Dataset items
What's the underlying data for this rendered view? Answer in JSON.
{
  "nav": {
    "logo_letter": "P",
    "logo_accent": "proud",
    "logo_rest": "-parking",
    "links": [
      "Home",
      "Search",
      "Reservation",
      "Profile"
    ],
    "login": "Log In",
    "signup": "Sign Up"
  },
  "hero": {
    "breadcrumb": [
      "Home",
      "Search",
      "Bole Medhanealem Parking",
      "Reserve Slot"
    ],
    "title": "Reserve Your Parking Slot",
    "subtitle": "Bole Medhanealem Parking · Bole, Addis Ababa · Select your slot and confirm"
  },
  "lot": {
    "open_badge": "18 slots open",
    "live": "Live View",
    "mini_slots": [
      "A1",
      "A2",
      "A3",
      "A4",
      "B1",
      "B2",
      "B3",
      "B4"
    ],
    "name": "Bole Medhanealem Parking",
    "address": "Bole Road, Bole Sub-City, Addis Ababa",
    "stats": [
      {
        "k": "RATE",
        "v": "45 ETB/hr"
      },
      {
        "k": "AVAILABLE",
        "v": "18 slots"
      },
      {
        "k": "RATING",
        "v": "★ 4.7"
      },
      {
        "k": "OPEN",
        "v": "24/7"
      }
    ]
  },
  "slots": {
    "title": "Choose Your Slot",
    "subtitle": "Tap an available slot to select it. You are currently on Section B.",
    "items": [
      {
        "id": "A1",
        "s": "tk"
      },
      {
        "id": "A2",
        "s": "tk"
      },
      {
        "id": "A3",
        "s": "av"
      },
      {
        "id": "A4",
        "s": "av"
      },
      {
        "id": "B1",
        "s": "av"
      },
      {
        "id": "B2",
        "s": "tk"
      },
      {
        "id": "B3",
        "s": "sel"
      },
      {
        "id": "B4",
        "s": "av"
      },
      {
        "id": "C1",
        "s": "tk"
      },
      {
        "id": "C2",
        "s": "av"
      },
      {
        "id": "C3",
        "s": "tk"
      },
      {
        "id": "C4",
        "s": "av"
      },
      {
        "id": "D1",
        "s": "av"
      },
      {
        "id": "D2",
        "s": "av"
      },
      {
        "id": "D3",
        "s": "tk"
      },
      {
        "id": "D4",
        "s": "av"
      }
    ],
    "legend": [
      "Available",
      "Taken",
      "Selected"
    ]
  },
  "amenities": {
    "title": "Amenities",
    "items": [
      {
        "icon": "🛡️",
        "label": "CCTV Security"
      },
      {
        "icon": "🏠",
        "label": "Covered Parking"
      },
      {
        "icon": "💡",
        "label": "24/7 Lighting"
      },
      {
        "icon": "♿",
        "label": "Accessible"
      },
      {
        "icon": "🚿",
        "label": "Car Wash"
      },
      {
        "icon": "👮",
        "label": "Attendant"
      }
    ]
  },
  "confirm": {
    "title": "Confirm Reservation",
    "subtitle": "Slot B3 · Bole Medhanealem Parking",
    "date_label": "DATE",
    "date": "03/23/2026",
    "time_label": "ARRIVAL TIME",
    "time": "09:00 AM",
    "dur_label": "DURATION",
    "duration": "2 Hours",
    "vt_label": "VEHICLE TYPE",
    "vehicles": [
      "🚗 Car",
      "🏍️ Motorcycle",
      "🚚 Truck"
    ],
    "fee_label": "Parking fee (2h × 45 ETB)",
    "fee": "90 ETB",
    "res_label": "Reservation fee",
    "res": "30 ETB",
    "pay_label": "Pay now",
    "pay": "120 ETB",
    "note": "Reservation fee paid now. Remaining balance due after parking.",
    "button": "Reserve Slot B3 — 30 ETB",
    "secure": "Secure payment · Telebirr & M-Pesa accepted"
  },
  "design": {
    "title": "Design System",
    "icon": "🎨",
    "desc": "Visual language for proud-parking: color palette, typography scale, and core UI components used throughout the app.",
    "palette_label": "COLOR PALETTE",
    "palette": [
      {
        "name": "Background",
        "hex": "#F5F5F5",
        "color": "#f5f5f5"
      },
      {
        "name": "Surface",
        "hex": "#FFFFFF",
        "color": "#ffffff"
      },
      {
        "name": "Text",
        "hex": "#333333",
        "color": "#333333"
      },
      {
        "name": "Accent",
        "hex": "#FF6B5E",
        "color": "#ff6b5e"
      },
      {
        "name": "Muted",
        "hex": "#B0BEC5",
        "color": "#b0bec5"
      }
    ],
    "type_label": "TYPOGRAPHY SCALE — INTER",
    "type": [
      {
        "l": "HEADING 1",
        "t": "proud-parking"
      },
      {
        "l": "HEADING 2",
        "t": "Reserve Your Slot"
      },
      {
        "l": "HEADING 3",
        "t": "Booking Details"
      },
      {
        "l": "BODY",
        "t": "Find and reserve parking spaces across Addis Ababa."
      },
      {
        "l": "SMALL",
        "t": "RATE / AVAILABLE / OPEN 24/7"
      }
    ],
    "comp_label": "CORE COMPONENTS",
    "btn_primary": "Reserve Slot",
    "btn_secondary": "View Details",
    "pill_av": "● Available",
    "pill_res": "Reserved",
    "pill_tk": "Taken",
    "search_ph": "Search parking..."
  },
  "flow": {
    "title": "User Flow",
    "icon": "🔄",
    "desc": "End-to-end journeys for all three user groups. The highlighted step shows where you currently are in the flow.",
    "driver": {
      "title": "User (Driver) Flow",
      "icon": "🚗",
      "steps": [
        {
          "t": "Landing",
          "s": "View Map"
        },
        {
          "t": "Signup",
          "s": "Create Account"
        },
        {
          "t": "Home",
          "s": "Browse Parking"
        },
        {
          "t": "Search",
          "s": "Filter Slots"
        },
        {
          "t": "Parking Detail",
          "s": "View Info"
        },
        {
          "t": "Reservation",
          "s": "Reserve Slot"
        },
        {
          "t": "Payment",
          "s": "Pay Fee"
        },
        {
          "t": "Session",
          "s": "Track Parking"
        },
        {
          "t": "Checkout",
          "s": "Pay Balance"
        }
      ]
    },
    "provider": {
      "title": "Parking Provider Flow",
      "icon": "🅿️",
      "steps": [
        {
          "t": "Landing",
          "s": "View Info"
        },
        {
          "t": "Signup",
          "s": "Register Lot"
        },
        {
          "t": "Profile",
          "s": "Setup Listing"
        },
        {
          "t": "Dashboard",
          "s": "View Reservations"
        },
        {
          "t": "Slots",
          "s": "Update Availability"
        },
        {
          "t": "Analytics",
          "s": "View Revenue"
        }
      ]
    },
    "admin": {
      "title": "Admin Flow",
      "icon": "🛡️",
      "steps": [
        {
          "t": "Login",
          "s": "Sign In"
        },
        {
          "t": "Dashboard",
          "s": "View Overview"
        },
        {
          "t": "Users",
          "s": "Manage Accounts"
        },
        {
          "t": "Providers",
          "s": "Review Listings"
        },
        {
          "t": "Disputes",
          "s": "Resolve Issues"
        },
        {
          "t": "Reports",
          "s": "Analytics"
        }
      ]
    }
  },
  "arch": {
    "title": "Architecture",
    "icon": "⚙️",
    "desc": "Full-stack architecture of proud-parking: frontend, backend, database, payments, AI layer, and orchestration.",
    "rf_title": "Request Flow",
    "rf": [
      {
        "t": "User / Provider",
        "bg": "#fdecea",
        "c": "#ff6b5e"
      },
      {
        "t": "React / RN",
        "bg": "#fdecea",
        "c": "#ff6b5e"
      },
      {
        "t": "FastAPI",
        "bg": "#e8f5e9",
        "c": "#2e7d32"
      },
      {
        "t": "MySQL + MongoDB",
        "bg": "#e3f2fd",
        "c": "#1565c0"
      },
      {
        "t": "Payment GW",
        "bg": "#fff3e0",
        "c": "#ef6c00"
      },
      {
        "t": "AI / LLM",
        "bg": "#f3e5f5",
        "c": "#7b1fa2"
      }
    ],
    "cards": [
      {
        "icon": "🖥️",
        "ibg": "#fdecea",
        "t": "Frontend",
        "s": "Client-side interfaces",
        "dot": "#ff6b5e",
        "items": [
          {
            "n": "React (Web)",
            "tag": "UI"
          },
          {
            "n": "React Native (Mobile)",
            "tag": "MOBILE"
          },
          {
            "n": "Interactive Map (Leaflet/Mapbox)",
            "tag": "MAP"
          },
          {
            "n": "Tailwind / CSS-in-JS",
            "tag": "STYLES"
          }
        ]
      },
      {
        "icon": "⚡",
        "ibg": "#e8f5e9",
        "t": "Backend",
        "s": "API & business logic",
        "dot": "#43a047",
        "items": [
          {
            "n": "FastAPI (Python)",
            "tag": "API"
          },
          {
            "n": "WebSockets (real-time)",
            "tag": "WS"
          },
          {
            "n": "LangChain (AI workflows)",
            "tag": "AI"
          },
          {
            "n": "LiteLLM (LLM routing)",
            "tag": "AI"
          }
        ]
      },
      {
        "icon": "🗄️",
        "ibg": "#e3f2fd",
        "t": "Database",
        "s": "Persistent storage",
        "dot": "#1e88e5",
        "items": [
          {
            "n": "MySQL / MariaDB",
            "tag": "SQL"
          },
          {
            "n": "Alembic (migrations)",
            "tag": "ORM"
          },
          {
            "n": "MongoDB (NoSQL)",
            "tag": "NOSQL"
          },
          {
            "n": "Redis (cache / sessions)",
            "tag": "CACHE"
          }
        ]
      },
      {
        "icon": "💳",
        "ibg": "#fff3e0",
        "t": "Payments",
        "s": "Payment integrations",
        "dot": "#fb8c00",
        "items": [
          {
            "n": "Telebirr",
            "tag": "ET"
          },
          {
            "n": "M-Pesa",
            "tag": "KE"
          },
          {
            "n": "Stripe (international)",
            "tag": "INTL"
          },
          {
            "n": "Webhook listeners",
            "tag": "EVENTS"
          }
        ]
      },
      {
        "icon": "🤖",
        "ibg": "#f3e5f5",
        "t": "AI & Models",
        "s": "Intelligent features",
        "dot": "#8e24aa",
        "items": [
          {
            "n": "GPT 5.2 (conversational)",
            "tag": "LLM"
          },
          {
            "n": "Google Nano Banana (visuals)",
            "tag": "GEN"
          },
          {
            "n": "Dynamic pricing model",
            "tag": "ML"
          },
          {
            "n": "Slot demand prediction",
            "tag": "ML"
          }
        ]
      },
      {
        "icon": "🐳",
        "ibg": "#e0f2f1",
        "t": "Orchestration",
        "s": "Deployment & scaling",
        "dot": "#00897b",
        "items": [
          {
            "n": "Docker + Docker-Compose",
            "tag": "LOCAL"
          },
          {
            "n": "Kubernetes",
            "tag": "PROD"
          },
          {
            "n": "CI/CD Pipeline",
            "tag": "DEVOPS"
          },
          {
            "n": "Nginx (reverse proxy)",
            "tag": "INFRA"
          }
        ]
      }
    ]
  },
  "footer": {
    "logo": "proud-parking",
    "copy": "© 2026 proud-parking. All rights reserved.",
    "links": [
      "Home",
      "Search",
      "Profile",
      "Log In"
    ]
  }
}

Task instructions
Which lines include "name"? Copy each of them out.

Correct output
    "name": "Bole Medhanealem Parking",
        "name": "Background",
        "name": "Surface",
        "name": "Text",
        "name": "Accent",
        "name": "Muted",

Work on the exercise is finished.